*DOCUMENT*:
# # # # # # #

Debt mutual fund managers and mutual fund advisors have been asking conservative investors to stick to short duration debt funds to ride the volatile phase in the money market. According to the Sebi mandate, short duration funds can invest in debt instruments with maturity between one and three years. That means these schemes are meant for short-term investments of up to three years. They are somewhat in the middle when it comes to interest rate risk. They are riskier than liquid, ultra short term, and low duration funds. However, they have a lower risk compared to medium duration and long-term funds.
These schemes invest in both short term bonds and very short term instruments. They invest in treasury bills, commercial papers, certificates of deposits and so on to take care of their liquidity needs. They also invest in corporate bonds, government securities, etc.
A rate hike is always bad news for debt mutual funds. When interest rates go up, NAV of debt funds come down. This is because of the inverse relationship between yield and prices. So it makes sense to invest in these schemes in a rising rate scenario. Short duration funds fare better than long-term funds in a rising interest rate scenario. When the rate goes up, short duration funds also get to invest in papers with higher coupon or interest rates.
The Reserve Bank of India paused recently after a series of rate hikes. However, there is no consensus on future rate cuts. Most money market pundits believe the RBI might adopt a wait and watch approach, as the threat of inflation is still in the horizon. Central banks around the world continue to wrestle with inflation.

# # # # # # #

*SUPPLIED ENTRIES*:

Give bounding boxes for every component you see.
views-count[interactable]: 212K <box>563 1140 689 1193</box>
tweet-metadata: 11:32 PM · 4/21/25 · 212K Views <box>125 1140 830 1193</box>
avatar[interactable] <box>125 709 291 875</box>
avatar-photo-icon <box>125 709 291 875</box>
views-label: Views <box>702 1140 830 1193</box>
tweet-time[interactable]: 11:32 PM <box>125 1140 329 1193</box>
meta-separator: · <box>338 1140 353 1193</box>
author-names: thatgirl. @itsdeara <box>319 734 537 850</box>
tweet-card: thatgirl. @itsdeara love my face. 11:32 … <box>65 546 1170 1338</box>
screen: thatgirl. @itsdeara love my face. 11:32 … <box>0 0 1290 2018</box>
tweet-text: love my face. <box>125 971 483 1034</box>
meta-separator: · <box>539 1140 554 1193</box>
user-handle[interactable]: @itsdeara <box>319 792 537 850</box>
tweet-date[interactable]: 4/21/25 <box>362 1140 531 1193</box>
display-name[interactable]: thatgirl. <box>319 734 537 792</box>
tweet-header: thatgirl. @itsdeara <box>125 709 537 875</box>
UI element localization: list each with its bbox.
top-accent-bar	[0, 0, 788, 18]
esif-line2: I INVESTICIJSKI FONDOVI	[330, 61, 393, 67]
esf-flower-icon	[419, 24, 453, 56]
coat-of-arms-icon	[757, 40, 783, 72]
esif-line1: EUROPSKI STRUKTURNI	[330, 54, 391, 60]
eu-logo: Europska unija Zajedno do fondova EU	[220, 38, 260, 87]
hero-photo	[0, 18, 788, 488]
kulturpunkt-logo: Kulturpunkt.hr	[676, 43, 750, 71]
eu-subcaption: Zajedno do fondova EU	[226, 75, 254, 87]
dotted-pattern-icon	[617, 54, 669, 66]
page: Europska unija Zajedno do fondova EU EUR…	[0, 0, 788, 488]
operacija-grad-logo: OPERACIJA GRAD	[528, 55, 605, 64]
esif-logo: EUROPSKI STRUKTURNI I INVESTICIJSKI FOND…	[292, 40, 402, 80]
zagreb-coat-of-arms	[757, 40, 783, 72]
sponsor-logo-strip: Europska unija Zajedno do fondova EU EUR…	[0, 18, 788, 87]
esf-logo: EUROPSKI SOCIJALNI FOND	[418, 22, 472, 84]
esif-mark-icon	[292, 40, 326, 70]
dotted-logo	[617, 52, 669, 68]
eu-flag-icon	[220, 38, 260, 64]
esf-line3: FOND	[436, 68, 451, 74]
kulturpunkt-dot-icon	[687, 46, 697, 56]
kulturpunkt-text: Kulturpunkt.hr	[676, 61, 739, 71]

# # # # # # #

*WHAT THIS EXERCISE ASKS*:
1. In the text on short duration debt funds, why does the NAV of debt funds drop when interest rates rise? Answer in one to three sentences.
2. Write the next part of the text on short duration debt funds, starting after its last sentence.
The listing comes from a separate source.

*RESULTS OF THE TASKS*:
1. The NAV of debt funds drops when interest rates rise because yields and prices move in opposite directions. That is why a rate hike is always bad news for debt mutual funds.

2.
In short, if you are looking for debt schemes to invest for one to three years without not much volatility, you may check out short duration funds. However, make sure to choose schemes that do not take extra risk for extra returns. Safety should be your prime concern when it comes to debt investments.
There is no change in the list. All recommended schemes have performed well. Follow our monthly updates to keep track of the performance of your schemes.
BEST SHORT DURATION FUNDS TO INVEST IN 2023
• HDFC Short Term Debt Fund
• ICICI Prudential Short Term Fund
• Axis Short Term Fund
METHODOLOGY:
ETMutualFunds.com has employed the following parameters for shortlisting the debt mutual fund schemes.
1. Mean rolling returns: Rolled daily for the last three years.
2. Consistency in the last three years: Hurst Exponent, H is used for computing the consistency of a fund. The H exponent is a measure of the randomness of NAV series of a fund. Funds with high H tend to exhibit low volatility compared to funds with low H.
i)When H = 0.5, the series of return is said to be a geometric Brownian time series. This type of time series is difficult to forecast.
ii)When H <0.5, the series is said to be mean reverting.
iii)When H>0.5, the series is said to be persistent. The larger the value of H, the stronger the trend of the series
3. DOWNSIDE RISK: We have considered only the negative returns given by the mutual fund scheme for this measure.
X =Returns below zero
Y = Sum of all squares of X
Z = Y/number of days taken for computing the ratio
Downside risk = Square root of Z
4. OUTPERFORMANCE: Fund Return – Benchmark return. Rolling returns rolled daily is used for computing the return of the fund and the benchmark and subsequently the Active return of the fund.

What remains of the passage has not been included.